▶ [Records for processing]:
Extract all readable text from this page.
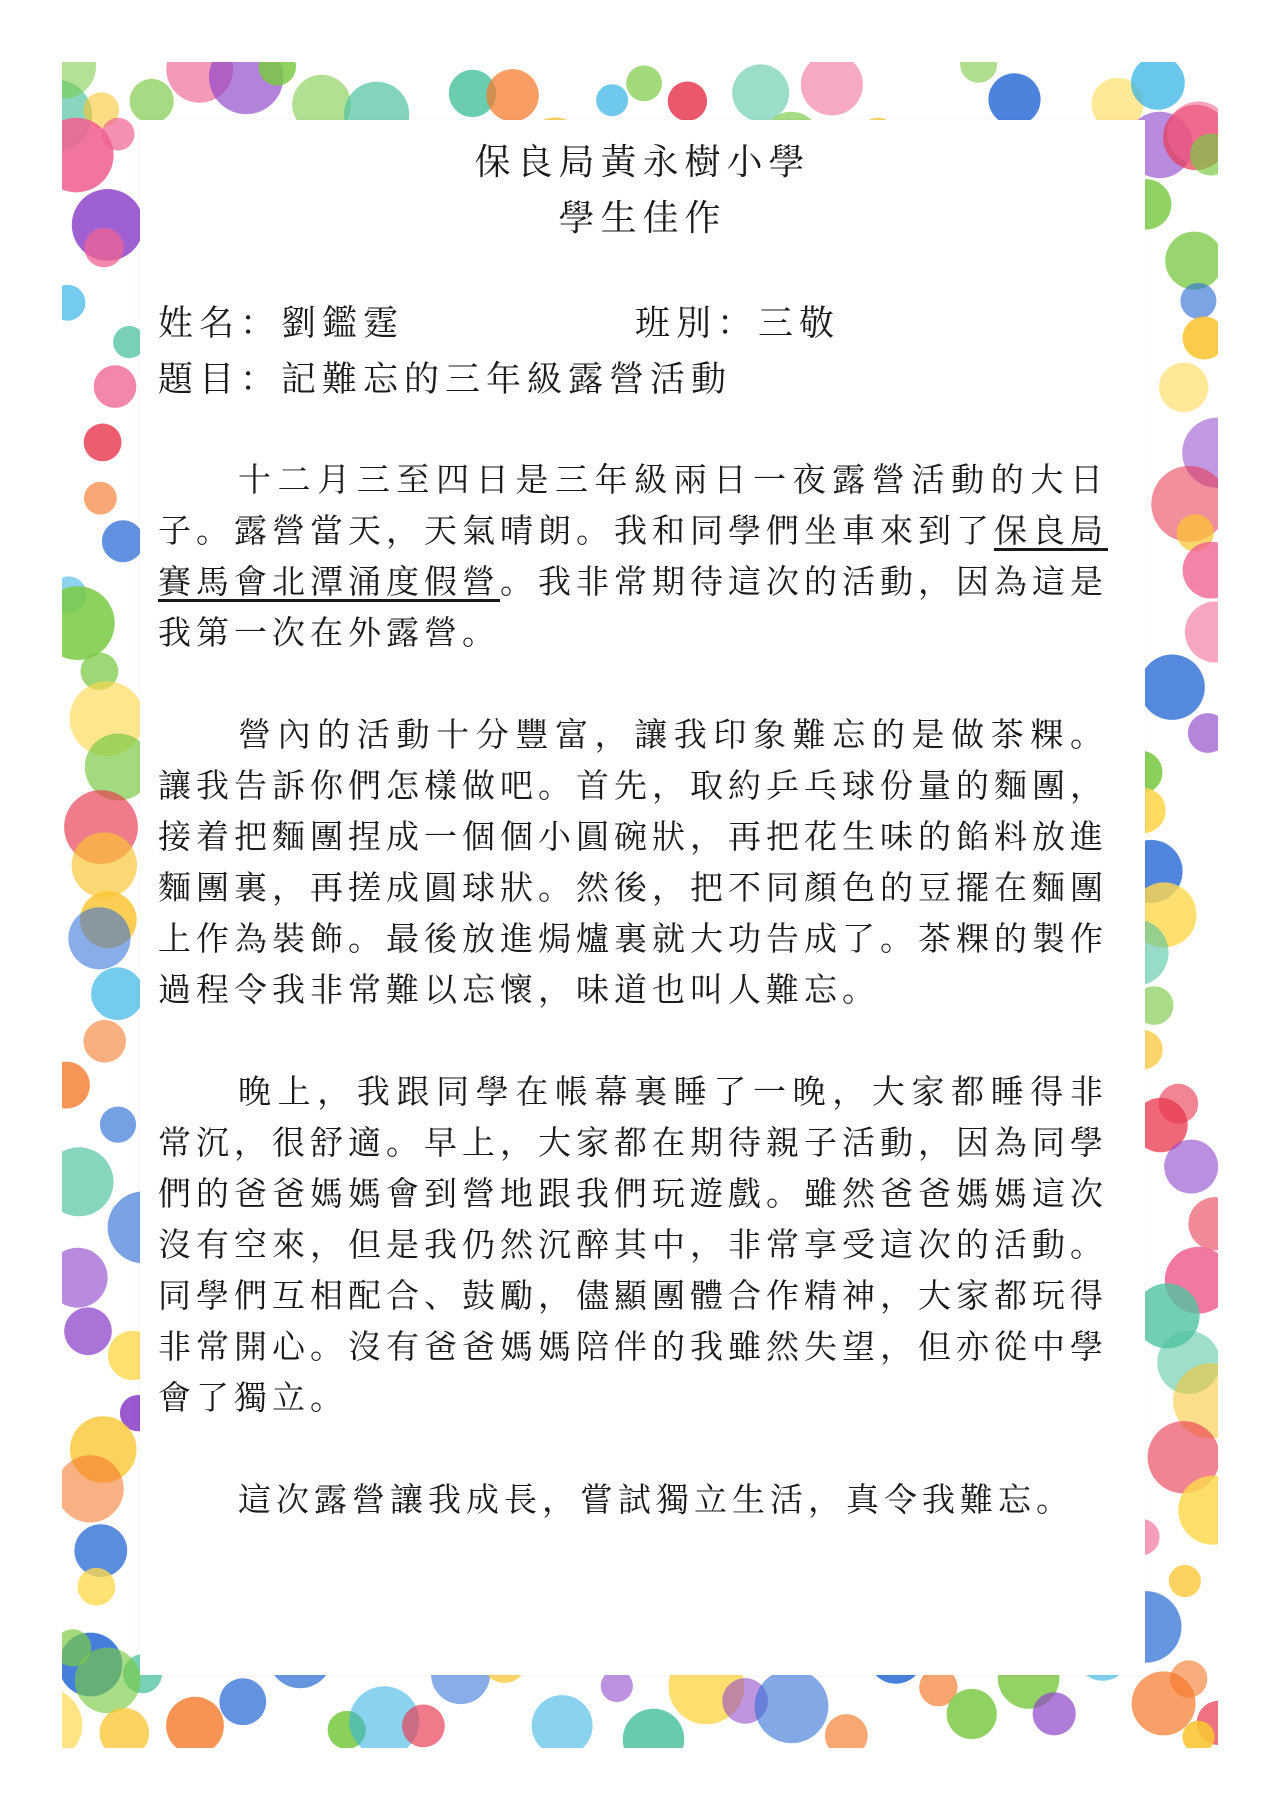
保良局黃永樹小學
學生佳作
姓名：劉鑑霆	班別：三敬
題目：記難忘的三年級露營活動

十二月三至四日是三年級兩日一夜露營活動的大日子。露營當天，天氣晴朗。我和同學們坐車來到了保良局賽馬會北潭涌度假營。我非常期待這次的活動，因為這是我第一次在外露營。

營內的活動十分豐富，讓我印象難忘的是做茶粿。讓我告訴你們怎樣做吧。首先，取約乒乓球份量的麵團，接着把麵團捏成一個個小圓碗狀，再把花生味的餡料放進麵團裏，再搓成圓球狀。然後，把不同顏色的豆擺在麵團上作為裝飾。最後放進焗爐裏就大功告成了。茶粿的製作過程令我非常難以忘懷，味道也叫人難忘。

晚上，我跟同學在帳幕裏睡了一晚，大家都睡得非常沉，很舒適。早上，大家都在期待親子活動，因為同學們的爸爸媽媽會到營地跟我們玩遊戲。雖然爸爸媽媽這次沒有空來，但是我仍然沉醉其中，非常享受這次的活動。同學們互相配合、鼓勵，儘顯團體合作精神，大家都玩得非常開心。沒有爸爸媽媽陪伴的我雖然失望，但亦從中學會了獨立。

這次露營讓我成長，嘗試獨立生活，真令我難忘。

▶ [What this task involves]: From the data above, write out everything exactly except the pictures.

▶ [Right answer]:
Extract all readable text from this page.
保良局黃永樹小學
學生佳作
姓名：劉鑑霆	班別：三敬
題目：記難忘的三年級露營活動

十二月三至四日是三年級兩日一夜露營活動的大日子。露營當天，天氣晴朗。我和同學們坐車來到了保良局賽馬會北潭涌度假營。我非常期待這次的活動，因為這是我第一次在外露營。

營內的活動十分豐富，讓我印象難忘的是做茶粿。讓我告訴你們怎樣做吧。首先，取約乒乓球份量的麵團，接着把麵團捏成一個個小圓碗狀，再把花生味的餡料放進麵團裏，再搓成圓球狀。然後，把不同顏色的豆擺在麵團上作為裝飾。最後放進焗爐裏就大功告成了。茶粿的製作過程令我非常難以忘懷，味道也叫人難忘。

晚上，我跟同學在帳幕裏睡了一晚，大家都睡得非常沉，很舒適。早上，大家都在期待親子活動，因為同學們的爸爸媽媽會到營地跟我們玩遊戲。雖然爸爸媽媽這次沒有空來，但是我仍然沉醉其中，非常享受這次的活動。同學們互相配合、鼓勵，儘顯團體合作精神，大家都玩得非常開心。沒有爸爸媽媽陪伴的我雖然失望，但亦從中學會了獨立。

這次露營讓我成長，嘗試獨立生活，真令我難忘。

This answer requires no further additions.